- TASK DIRECTIONS: Extract every line where the string "https" appears.
====
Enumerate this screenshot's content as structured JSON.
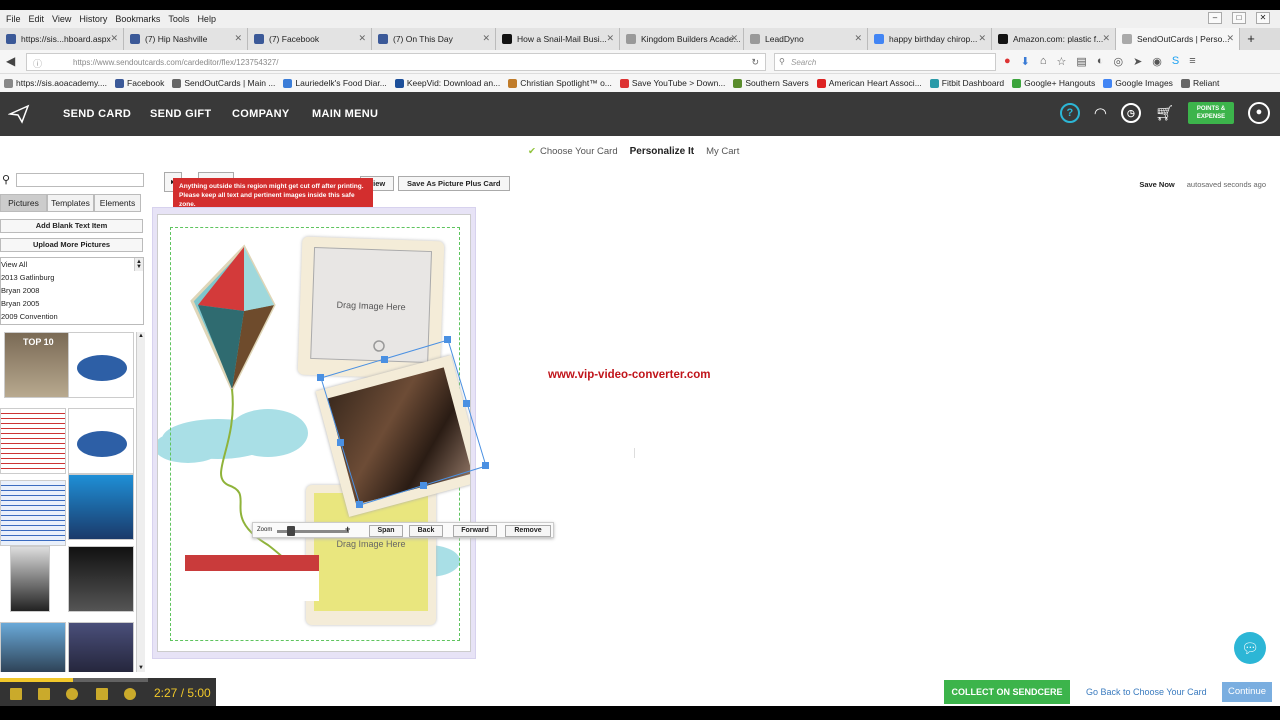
{
  "browser": {
    "menu": [
      "File",
      "Edit",
      "View",
      "History",
      "Bookmarks",
      "Tools",
      "Help"
    ],
    "tabs": [
      {
        "label": "https://sis...hboard.aspx",
        "color": "#3b5998"
      },
      {
        "label": "(7) Hip Nashville",
        "color": "#3b5998"
      },
      {
        "label": "(7) Facebook",
        "color": "#3b5998"
      },
      {
        "label": "(7) On This Day",
        "color": "#3b5998"
      },
      {
        "label": "How a Snail-Mail Busi...",
        "color": "#111"
      },
      {
        "label": "Kingdom Builders Acade...",
        "color": "#999"
      },
      {
        "label": "LeadDyno",
        "color": "#999"
      },
      {
        "label": "happy birthday chirop...",
        "color": "#4285f4"
      },
      {
        "label": "Amazon.com: plastic f...",
        "color": "#111"
      },
      {
        "label": "SendOutCards | Perso...",
        "color": "#aaa"
      }
    ],
    "url": "https://www.sendoutcards.com/cardeditor/flex/123754327/",
    "search_placeholder": "Search",
    "bookmarks": [
      {
        "label": "https://sis.aoacademy....",
        "color": "#888"
      },
      {
        "label": "Facebook",
        "color": "#3b5998"
      },
      {
        "label": "SendOutCards | Main ...",
        "color": "#666"
      },
      {
        "label": "Lauriedelk's Food Diar...",
        "color": "#3b7dd8"
      },
      {
        "label": "KeepVid: Download an...",
        "color": "#1c4f9a"
      },
      {
        "label": "Christian Spotlight™ o...",
        "color": "#c07c2a"
      },
      {
        "label": "Save YouTube > Down...",
        "color": "#d33"
      },
      {
        "label": "Southern Savers",
        "color": "#5a8c2c"
      },
      {
        "label": "American Heart Associ...",
        "color": "#d22"
      },
      {
        "label": "Fitbit Dashboard",
        "color": "#2a9aa8"
      },
      {
        "label": "Google+ Hangouts",
        "color": "#3ca43c"
      },
      {
        "label": "Google Images",
        "color": "#4285f4"
      },
      {
        "label": "Reliant",
        "color": "#666"
      }
    ]
  },
  "site": {
    "nav": [
      "SEND CARD",
      "SEND GIFT",
      "COMPANY",
      "MAIN MENU"
    ],
    "points_label": "POINTS & EXPENSE",
    "help_icon": "?"
  },
  "steps": {
    "choose": "Choose Your Card",
    "personalize": "Personalize It",
    "cart": "My Cart"
  },
  "panel": {
    "tabs": [
      "Pictures",
      "Templates",
      "Elements"
    ],
    "add_text": "Add Blank Text Item",
    "upload": "Upload More Pictures",
    "albums": [
      "View All",
      "2013 Gatlinburg",
      "Bryan 2008",
      "Bryan 2005",
      "2009 Convention"
    ],
    "thumb_top10": "TOP 10"
  },
  "editor": {
    "preview_btn": "view",
    "save_picture": "Save As Picture Plus Card",
    "warning": "Anything outside this region might get cut off after printing. Please keep all text and pertinent images inside this safe zone.",
    "save_now": "Save Now",
    "autosaved": "autosaved seconds ago",
    "drag1": "Drag Image Here",
    "drag2": "Drag Image Here"
  },
  "zoomtool": {
    "zoom": "Zoom",
    "span": "Span",
    "back": "Back",
    "forward": "Forward",
    "remove": "Remove"
  },
  "watermark": "www.vip-video-converter.com",
  "footer": {
    "collect": "COLLECT ON SENDCERE",
    "goback": "Go Back to Choose Your Card",
    "continue": "Continue"
  },
  "video": {
    "time": "2:27 / 5:00",
    "progress": 0.49
  }
}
====
- EXERCISE RESULT:
        "label": "https://sis...hboard.aspx",
    "url": "https://www.sendoutcards.com/cardeditor/flex/123754327/",
        "label": "https://sis.aoacademy....",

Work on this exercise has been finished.